__Your instructions__.
Track down each line that has the word "ورسول" and copy it.

Data items:

****************

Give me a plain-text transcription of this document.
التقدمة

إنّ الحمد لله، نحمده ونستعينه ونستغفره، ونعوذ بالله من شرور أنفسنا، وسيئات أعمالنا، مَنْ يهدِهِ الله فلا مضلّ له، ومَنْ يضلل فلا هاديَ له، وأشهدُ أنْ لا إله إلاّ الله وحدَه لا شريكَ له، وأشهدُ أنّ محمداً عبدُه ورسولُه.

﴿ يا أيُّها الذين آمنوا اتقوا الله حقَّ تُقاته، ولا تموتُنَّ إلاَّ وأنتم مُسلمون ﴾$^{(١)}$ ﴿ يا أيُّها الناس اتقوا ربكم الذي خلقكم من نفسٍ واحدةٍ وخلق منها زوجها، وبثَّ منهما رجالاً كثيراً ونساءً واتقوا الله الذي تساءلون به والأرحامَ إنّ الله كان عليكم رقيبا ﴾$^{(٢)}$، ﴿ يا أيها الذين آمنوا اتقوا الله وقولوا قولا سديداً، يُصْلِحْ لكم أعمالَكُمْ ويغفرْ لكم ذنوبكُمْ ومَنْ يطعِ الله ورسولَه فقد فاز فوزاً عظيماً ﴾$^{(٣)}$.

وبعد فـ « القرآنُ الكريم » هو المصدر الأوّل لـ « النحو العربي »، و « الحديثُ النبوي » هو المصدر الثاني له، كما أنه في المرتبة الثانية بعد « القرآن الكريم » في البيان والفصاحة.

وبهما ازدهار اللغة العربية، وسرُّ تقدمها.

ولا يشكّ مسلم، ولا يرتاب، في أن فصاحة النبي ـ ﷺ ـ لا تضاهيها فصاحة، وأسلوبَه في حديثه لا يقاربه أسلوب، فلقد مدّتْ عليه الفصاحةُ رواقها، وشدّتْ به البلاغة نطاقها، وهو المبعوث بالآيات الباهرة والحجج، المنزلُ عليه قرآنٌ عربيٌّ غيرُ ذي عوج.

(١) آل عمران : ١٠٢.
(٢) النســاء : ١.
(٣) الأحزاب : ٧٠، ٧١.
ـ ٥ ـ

****************

__Exercise answer__.
إنّ الحمد لله، نحمده ونستعينه ونستغفره، ونعوذ بالله من شرور أنفسنا، وسيئات أعمالنا، مَنْ يهدِهِ الله فلا مضلّ له، ومَنْ يضلل فلا هاديَ له، وأشهدُ أنْ لا إله إلاّ الله وحدَه لا شريكَ له، وأشهدُ أنّ محمداً عبدُه ورسولُه.
﴿ يا أيُّها الذين آمنوا اتقوا الله حقَّ تُقاته، ولا تموتُنَّ إلاَّ وأنتم مُسلمون ﴾$^{(١)}$ ﴿ يا أيُّها الناس اتقوا ربكم الذي خلقكم من نفسٍ واحدةٍ وخلق منها زوجها، وبثَّ منهما رجالاً كثيراً ونساءً واتقوا الله الذي تساءلون به والأرحامَ إنّ الله كان عليكم رقيبا ﴾$^{(٢)}$، ﴿ يا أيها الذين آمنوا اتقوا الله وقولوا قولا سديداً، يُصْلِحْ لكم أعمالَكُمْ ويغفرْ لكم ذنوبكُمْ ومَنْ يطعِ الله ورسولَه فقد فاز فوزاً عظيماً ﴾$^{(٣)}$.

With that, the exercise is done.